> **DO THIS**
Copy out each line featuring the string "workflows" from the entries beneath.

[Collected data entries]

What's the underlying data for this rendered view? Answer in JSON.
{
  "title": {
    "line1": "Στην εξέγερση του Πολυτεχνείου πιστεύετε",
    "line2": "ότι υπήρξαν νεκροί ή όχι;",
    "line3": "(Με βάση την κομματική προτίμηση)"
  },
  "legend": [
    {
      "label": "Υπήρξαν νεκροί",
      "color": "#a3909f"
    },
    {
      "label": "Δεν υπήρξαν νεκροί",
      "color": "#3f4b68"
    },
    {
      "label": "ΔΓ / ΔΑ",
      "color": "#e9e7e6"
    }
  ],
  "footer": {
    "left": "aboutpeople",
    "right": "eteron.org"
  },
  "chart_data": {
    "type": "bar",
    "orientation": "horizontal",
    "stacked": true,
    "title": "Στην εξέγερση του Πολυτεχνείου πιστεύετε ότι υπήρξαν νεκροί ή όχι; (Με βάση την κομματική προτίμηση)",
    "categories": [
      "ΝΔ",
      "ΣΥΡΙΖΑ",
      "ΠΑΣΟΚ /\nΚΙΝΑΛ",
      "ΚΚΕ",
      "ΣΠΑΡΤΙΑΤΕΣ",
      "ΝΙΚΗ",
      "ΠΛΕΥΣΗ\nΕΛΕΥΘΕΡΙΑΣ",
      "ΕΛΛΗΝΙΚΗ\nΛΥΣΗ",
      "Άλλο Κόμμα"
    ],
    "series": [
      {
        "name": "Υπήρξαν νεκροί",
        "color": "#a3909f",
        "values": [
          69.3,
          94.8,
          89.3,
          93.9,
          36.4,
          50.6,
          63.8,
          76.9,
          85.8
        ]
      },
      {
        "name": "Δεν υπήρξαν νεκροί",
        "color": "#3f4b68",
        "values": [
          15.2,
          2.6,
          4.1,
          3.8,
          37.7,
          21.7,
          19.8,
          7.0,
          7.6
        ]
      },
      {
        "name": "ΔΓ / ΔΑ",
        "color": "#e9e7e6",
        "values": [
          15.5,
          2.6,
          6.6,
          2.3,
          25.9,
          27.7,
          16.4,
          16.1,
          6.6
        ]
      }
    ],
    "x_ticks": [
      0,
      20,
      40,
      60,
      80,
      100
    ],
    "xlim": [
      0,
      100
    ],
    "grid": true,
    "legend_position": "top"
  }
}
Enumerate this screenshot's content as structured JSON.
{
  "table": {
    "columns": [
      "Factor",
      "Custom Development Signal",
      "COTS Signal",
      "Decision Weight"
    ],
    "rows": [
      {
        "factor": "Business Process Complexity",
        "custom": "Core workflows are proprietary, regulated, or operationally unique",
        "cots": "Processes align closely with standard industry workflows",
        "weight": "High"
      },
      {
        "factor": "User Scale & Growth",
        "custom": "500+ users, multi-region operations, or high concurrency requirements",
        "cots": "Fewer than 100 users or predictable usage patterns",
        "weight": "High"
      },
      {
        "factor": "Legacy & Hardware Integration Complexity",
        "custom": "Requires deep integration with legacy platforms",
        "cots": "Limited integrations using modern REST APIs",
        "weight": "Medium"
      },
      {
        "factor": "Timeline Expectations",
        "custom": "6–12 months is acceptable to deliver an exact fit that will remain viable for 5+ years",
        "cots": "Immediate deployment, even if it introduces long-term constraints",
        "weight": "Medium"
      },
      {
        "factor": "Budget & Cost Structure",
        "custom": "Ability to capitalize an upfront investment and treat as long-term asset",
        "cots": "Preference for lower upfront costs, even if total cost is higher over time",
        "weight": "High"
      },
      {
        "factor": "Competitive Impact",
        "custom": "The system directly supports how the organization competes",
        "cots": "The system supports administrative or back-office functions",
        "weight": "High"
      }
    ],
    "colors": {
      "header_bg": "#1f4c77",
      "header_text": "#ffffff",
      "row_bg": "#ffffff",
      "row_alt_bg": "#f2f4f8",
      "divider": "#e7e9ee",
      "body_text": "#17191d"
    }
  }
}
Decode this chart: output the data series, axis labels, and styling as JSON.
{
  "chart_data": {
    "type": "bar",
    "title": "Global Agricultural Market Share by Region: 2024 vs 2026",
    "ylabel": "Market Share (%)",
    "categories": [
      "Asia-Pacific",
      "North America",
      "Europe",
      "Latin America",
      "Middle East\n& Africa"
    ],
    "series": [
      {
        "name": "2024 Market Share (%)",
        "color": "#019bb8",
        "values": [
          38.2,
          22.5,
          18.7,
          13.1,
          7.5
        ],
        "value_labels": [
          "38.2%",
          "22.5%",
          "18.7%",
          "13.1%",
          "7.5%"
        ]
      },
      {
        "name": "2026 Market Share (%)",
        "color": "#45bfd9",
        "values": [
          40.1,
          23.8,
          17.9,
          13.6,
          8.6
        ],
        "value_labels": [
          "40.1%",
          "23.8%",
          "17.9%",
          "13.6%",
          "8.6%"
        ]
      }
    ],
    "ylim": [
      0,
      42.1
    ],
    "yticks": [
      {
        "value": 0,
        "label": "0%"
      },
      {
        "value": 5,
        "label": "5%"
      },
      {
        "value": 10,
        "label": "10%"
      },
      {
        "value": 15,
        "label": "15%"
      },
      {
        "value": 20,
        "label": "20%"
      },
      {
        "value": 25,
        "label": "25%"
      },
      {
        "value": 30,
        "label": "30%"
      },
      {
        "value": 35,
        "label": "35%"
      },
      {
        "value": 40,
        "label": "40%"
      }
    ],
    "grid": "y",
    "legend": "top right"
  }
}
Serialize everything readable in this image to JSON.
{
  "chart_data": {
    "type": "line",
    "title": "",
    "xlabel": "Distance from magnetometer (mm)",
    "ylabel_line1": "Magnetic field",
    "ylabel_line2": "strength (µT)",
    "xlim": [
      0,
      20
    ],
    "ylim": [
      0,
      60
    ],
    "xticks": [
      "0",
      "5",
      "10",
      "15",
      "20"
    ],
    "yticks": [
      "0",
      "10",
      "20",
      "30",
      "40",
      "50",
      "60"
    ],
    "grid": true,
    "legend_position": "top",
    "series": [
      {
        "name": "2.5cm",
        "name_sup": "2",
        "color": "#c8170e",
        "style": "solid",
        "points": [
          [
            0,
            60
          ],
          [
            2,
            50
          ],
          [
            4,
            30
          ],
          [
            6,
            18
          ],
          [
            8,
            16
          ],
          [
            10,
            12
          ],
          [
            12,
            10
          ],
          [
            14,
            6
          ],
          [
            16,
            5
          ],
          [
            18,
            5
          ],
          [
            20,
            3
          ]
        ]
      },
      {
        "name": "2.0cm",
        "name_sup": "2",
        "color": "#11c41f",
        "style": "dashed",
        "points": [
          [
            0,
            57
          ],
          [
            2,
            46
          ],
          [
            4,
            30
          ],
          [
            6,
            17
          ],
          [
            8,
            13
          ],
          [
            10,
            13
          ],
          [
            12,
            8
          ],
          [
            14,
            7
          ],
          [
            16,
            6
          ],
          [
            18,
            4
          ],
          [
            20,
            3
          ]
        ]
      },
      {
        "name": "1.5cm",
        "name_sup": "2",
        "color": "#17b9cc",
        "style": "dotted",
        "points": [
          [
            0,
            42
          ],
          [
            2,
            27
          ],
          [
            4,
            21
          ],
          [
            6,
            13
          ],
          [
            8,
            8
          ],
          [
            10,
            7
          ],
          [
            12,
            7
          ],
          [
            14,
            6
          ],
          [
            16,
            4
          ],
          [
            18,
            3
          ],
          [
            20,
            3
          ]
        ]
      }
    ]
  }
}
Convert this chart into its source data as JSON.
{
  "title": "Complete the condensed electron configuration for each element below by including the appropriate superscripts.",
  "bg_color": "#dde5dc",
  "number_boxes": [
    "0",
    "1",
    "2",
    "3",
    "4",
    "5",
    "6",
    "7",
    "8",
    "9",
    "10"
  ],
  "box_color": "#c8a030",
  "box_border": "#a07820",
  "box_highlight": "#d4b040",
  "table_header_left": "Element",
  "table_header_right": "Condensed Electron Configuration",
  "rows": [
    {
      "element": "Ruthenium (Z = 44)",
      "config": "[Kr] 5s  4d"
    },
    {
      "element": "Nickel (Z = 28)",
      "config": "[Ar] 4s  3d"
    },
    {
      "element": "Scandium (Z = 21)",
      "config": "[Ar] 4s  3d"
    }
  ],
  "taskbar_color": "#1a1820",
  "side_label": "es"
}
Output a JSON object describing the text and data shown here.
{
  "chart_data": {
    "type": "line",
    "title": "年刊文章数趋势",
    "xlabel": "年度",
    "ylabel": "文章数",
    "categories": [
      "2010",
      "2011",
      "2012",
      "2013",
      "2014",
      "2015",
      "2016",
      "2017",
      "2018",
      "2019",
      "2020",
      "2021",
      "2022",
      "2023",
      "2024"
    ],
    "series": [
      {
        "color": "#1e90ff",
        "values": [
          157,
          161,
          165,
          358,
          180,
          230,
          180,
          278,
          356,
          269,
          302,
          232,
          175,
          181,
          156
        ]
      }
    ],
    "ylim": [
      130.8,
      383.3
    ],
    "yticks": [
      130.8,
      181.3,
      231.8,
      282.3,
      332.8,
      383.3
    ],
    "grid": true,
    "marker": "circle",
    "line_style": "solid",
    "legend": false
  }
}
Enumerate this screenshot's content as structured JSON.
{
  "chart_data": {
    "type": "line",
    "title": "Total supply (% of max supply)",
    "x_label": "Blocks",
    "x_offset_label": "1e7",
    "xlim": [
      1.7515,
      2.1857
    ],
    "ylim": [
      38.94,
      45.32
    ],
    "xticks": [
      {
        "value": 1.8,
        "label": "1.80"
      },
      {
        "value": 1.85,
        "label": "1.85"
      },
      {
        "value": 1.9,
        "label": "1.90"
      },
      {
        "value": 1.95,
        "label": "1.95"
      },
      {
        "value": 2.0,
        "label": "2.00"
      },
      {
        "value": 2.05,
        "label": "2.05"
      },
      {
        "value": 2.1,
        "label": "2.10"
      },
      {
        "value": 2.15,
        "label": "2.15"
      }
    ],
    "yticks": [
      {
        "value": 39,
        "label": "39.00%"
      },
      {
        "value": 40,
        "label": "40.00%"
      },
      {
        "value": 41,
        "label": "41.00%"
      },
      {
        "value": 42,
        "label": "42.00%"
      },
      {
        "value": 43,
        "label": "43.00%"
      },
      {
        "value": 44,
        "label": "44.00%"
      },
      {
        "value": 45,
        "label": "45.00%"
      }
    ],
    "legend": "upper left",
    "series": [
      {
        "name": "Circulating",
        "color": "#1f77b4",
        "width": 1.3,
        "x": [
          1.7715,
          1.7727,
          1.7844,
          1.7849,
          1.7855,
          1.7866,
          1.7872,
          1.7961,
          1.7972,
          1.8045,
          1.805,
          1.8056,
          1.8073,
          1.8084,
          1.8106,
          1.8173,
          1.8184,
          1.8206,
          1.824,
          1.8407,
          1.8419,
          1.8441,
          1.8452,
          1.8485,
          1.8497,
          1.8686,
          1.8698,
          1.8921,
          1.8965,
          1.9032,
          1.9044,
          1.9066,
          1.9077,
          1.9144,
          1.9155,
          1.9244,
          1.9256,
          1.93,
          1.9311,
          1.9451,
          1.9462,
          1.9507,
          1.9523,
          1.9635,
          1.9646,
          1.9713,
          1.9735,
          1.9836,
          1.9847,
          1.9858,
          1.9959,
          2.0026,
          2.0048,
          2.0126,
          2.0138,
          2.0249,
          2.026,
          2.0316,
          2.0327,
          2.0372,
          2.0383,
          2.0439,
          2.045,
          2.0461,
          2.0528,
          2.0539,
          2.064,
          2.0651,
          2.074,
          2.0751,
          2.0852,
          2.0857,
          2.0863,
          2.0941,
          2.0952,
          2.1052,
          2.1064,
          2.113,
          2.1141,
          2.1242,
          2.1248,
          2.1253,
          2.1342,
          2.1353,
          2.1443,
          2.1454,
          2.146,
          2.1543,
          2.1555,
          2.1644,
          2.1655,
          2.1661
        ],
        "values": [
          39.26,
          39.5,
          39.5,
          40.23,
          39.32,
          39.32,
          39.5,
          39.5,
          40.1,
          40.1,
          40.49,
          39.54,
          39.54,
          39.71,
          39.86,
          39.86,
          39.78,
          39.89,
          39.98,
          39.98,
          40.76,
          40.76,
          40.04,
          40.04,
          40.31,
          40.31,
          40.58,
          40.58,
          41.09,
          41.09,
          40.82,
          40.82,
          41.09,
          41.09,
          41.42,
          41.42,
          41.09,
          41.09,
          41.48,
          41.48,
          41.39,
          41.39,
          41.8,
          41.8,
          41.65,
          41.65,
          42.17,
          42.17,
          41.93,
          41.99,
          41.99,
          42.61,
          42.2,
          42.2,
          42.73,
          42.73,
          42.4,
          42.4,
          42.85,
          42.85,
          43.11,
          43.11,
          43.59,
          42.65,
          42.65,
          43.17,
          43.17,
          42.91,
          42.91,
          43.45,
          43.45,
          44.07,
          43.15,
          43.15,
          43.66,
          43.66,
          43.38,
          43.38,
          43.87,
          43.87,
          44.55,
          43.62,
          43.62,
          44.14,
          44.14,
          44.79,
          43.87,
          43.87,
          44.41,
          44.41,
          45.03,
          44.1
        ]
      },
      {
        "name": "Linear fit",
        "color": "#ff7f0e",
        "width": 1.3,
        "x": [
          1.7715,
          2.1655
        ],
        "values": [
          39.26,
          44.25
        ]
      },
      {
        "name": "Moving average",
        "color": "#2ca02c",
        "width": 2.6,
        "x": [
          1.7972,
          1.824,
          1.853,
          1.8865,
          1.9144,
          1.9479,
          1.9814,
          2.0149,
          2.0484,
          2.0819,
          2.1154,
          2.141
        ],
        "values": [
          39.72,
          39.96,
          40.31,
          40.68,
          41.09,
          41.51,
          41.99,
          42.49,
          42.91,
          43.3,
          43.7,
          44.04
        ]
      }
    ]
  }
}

> **ANSWER IN FULL**
        "custom": "Core workflows are proprietary, regulated, or operationally unique",
        "cots": "Processes align closely with standard industry workflows",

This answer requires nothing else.